%%
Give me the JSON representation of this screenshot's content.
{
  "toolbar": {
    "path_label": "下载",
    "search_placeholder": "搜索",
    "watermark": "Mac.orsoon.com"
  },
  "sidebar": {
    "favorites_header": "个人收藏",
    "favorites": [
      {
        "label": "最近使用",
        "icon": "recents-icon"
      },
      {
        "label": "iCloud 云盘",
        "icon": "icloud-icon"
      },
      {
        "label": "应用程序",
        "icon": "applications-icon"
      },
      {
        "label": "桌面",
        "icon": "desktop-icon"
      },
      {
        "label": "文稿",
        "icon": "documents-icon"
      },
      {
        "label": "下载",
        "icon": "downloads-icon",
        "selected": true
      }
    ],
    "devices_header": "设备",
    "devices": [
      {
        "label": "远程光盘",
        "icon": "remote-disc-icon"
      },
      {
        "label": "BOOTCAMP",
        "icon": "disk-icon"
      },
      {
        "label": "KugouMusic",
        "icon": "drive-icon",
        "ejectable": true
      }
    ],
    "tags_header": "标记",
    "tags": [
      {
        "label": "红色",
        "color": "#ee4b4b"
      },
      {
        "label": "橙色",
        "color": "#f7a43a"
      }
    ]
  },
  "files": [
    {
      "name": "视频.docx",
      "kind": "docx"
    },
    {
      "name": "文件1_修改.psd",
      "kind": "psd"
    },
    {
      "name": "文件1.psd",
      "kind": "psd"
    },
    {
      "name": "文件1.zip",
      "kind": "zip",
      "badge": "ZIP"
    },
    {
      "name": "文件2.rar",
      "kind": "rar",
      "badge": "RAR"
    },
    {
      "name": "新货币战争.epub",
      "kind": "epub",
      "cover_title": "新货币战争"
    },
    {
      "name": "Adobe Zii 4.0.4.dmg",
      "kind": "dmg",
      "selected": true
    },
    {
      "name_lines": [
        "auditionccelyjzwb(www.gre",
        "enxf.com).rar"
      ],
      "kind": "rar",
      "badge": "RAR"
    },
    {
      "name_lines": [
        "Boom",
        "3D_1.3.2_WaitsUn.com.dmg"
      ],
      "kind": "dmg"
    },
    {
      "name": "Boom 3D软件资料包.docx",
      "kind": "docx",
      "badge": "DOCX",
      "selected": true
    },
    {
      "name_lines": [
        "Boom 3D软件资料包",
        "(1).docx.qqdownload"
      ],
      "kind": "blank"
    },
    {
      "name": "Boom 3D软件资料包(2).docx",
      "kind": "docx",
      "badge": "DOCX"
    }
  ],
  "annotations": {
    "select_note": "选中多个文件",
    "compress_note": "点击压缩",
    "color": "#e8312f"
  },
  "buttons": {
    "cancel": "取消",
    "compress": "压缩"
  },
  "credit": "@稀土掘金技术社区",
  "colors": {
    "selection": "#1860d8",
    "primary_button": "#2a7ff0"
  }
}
%%
* The request: Above are some records. Report the number of their lines that include "badge", and add nothing else.

* Response to this exercise: 5